- Short task -
Transcribe the material exactly. Images do not belong in the copy.

- Extracted records -
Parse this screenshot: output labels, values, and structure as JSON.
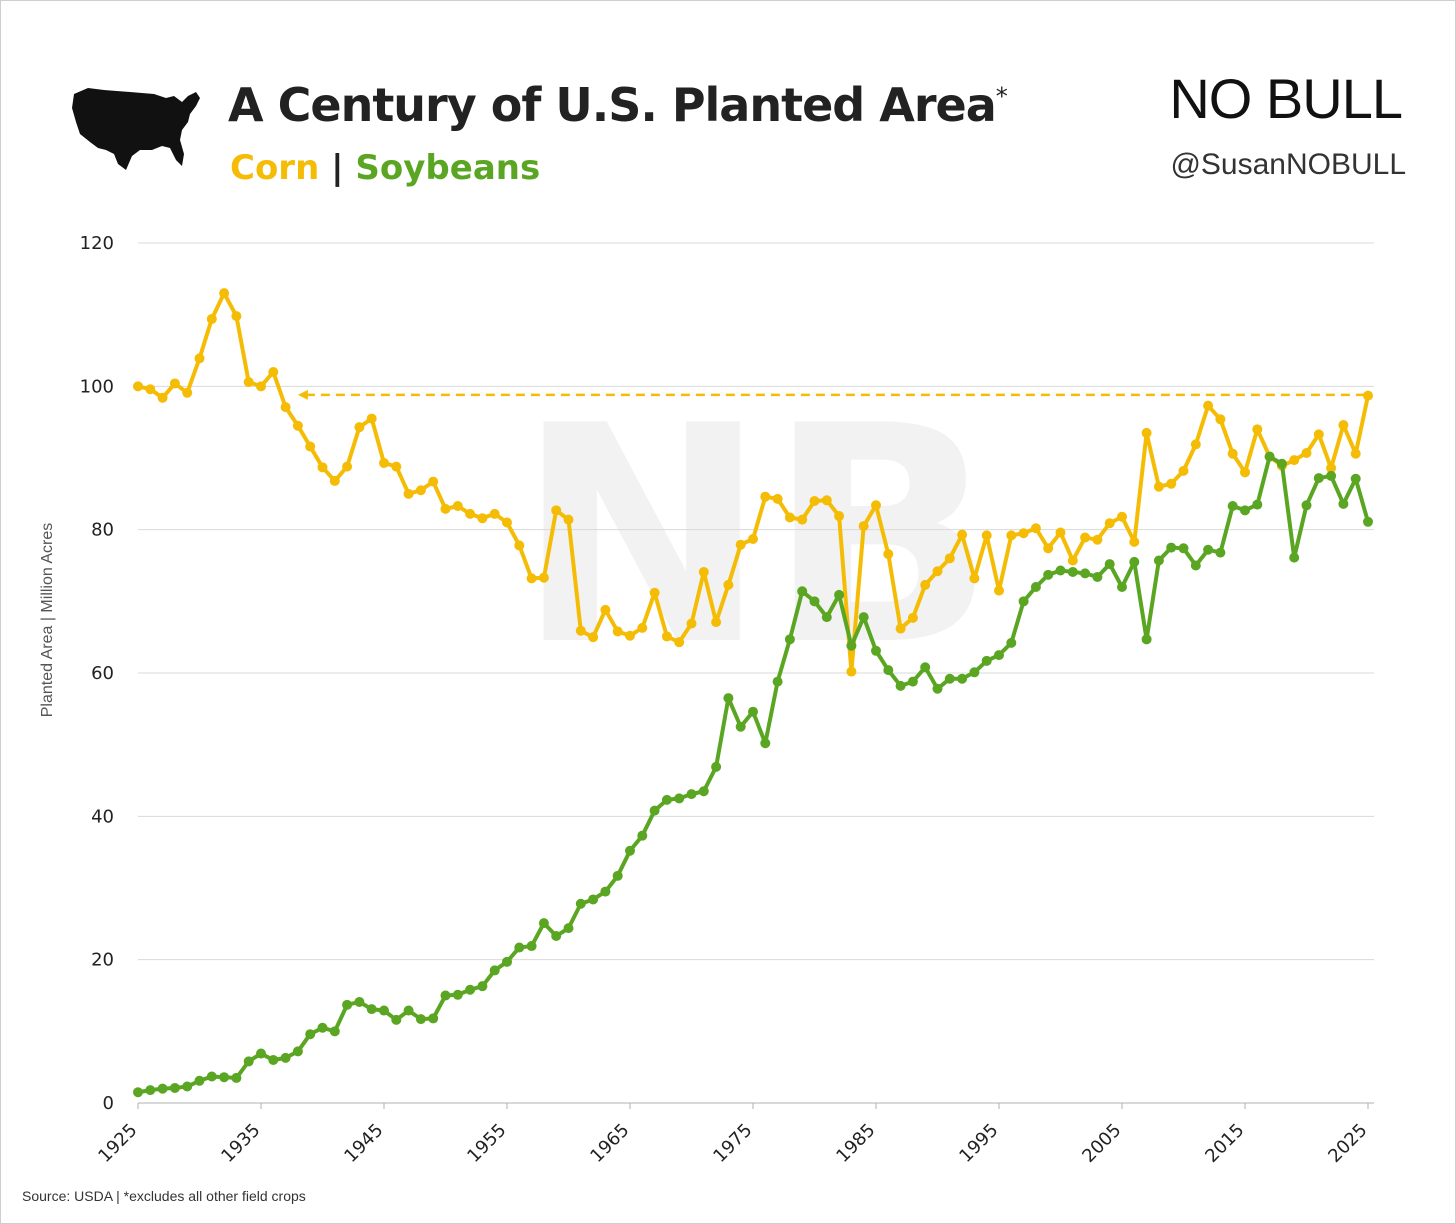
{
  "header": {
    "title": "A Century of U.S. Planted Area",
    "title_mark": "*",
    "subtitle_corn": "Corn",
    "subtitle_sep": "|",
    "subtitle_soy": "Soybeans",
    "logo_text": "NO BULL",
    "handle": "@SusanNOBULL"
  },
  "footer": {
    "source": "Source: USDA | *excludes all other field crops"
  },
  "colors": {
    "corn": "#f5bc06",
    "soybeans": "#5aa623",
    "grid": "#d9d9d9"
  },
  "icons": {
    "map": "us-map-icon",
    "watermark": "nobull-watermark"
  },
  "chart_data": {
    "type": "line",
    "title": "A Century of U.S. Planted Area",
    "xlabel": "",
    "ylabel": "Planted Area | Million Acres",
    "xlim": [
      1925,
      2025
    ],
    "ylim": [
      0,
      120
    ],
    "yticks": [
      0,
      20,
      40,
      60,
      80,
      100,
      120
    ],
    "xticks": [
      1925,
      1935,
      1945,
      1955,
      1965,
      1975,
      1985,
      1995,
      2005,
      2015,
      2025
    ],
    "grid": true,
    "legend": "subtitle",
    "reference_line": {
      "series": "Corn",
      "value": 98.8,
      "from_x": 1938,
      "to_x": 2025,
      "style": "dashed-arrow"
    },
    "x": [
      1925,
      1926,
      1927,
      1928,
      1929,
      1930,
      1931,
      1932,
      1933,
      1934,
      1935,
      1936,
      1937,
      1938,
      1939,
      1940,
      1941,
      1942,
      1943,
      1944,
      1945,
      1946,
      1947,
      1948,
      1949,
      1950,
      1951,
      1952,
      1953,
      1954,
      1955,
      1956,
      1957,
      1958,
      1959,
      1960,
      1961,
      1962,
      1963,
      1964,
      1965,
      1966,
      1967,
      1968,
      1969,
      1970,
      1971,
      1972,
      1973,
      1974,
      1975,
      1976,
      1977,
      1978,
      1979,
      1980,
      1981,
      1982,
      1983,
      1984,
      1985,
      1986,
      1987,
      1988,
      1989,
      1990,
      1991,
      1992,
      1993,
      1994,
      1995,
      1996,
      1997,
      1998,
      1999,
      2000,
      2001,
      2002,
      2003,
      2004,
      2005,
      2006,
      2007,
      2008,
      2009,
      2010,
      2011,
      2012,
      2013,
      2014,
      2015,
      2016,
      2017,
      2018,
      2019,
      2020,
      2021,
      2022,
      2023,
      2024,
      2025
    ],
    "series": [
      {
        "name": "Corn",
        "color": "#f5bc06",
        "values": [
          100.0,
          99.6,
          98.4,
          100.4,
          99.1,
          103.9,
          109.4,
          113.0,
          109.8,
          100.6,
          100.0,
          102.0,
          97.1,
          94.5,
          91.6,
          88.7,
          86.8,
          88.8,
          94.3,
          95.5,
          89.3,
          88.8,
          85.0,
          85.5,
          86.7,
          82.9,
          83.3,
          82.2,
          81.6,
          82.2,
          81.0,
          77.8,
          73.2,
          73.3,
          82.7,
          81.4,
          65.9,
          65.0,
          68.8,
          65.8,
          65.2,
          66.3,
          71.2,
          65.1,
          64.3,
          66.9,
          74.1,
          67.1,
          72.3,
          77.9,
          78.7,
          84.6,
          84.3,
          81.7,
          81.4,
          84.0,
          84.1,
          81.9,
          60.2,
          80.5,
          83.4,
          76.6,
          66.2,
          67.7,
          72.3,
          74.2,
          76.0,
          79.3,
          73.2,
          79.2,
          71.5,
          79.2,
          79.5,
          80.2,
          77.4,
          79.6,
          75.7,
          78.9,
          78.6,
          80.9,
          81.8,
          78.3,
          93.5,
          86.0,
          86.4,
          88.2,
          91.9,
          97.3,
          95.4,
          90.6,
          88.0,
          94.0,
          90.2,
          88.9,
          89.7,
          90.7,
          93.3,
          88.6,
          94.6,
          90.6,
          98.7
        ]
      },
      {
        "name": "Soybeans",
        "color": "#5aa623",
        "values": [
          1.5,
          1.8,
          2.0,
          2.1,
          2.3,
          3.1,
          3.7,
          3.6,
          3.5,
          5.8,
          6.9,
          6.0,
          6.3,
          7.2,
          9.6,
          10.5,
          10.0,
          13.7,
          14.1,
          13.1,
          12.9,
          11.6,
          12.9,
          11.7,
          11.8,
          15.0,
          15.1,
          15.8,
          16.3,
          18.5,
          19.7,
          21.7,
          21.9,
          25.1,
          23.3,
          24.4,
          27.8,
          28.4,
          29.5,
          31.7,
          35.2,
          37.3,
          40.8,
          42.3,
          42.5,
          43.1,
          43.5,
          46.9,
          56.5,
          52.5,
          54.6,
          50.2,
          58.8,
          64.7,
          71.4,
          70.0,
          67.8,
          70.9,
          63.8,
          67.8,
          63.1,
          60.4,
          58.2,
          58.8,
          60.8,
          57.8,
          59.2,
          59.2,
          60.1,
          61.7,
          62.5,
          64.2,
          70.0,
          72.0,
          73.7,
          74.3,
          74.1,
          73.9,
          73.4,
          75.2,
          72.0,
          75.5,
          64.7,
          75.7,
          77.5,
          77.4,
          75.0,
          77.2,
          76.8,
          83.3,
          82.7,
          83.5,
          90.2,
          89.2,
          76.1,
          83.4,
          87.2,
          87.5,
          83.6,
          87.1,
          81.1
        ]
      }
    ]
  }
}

- Worked solution -
Parse this screenshot: output labels, values, and structure as JSON.
{
  "header": {
    "title": "A Century of U.S. Planted Area",
    "title_mark": "*",
    "subtitle_corn": "Corn",
    "subtitle_sep": "|",
    "subtitle_soy": "Soybeans",
    "logo_text": "NO BULL",
    "handle": "@SusanNOBULL"
  },
  "footer": {
    "source": "Source: USDA | *excludes all other field crops"
  },
  "colors": {
    "corn": "#f5bc06",
    "soybeans": "#5aa623",
    "grid": "#d9d9d9"
  },
  "icons": {
    "map": "us-map-icon",
    "watermark": "nobull-watermark"
  },
  "chart_data": {
    "type": "line",
    "title": "A Century of U.S. Planted Area",
    "xlabel": "",
    "ylabel": "Planted Area | Million Acres",
    "xlim": [
      1925,
      2025
    ],
    "ylim": [
      0,
      120
    ],
    "yticks": [
      0,
      20,
      40,
      60,
      80,
      100,
      120
    ],
    "xticks": [
      1925,
      1935,
      1945,
      1955,
      1965,
      1975,
      1985,
      1995,
      2005,
      2015,
      2025
    ],
    "grid": true,
    "legend": "subtitle",
    "reference_line": {
      "series": "Corn",
      "value": 98.8,
      "from_x": 1938,
      "to_x": 2025,
      "style": "dashed-arrow"
    },
    "x": [
      1925,
      1926,
      1927,
      1928,
      1929,
      1930,
      1931,
      1932,
      1933,
      1934,
      1935,
      1936,
      1937,
      1938,
      1939,
      1940,
      1941,
      1942,
      1943,
      1944,
      1945,
      1946,
      1947,
      1948,
      1949,
      1950,
      1951,
      1952,
      1953,
      1954,
      1955,
      1956,
      1957,
      1958,
      1959,
      1960,
      1961,
      1962,
      1963,
      1964,
      1965,
      1966,
      1967,
      1968,
      1969,
      1970,
      1971,
      1972,
      1973,
      1974,
      1975,
      1976,
      1977,
      1978,
      1979,
      1980,
      1981,
      1982,
      1983,
      1984,
      1985,
      1986,
      1987,
      1988,
      1989,
      1990,
      1991,
      1992,
      1993,
      1994,
      1995,
      1996,
      1997,
      1998,
      1999,
      2000,
      2001,
      2002,
      2003,
      2004,
      2005,
      2006,
      2007,
      2008,
      2009,
      2010,
      2011,
      2012,
      2013,
      2014,
      2015,
      2016,
      2017,
      2018,
      2019,
      2020,
      2021,
      2022,
      2023,
      2024,
      2025
    ],
    "series": [
      {
        "name": "Corn",
        "color": "#f5bc06",
        "values": [
          100.0,
          99.6,
          98.4,
          100.4,
          99.1,
          103.9,
          109.4,
          113.0,
          109.8,
          100.6,
          100.0,
          102.0,
          97.1,
          94.5,
          91.6,
          88.7,
          86.8,
          88.8,
          94.3,
          95.5,
          89.3,
          88.8,
          85.0,
          85.5,
          86.7,
          82.9,
          83.3,
          82.2,
          81.6,
          82.2,
          81.0,
          77.8,
          73.2,
          73.3,
          82.7,
          81.4,
          65.9,
          65.0,
          68.8,
          65.8,
          65.2,
          66.3,
          71.2,
          65.1,
          64.3,
          66.9,
          74.1,
          67.1,
          72.3,
          77.9,
          78.7,
          84.6,
          84.3,
          81.7,
          81.4,
          84.0,
          84.1,
          81.9,
          60.2,
          80.5,
          83.4,
          76.6,
          66.2,
          67.7,
          72.3,
          74.2,
          76.0,
          79.3,
          73.2,
          79.2,
          71.5,
          79.2,
          79.5,
          80.2,
          77.4,
          79.6,
          75.7,
          78.9,
          78.6,
          80.9,
          81.8,
          78.3,
          93.5,
          86.0,
          86.4,
          88.2,
          91.9,
          97.3,
          95.4,
          90.6,
          88.0,
          94.0,
          90.2,
          88.9,
          89.7,
          90.7,
          93.3,
          88.6,
          94.6,
          90.6,
          98.7
        ]
      },
      {
        "name": "Soybeans",
        "color": "#5aa623",
        "values": [
          1.5,
          1.8,
          2.0,
          2.1,
          2.3,
          3.1,
          3.7,
          3.6,
          3.5,
          5.8,
          6.9,
          6.0,
          6.3,
          7.2,
          9.6,
          10.5,
          10.0,
          13.7,
          14.1,
          13.1,
          12.9,
          11.6,
          12.9,
          11.7,
          11.8,
          15.0,
          15.1,
          15.8,
          16.3,
          18.5,
          19.7,
          21.7,
          21.9,
          25.1,
          23.3,
          24.4,
          27.8,
          28.4,
          29.5,
          31.7,
          35.2,
          37.3,
          40.8,
          42.3,
          42.5,
          43.1,
          43.5,
          46.9,
          56.5,
          52.5,
          54.6,
          50.2,
          58.8,
          64.7,
          71.4,
          70.0,
          67.8,
          70.9,
          63.8,
          67.8,
          63.1,
          60.4,
          58.2,
          58.8,
          60.8,
          57.8,
          59.2,
          59.2,
          60.1,
          61.7,
          62.5,
          64.2,
          70.0,
          72.0,
          73.7,
          74.3,
          74.1,
          73.9,
          73.4,
          75.2,
          72.0,
          75.5,
          64.7,
          75.7,
          77.5,
          77.4,
          75.0,
          77.2,
          76.8,
          83.3,
          82.7,
          83.5,
          90.2,
          89.2,
          76.1,
          83.4,
          87.2,
          87.5,
          83.6,
          87.1,
          81.1
        ]
      }
    ]
  }
}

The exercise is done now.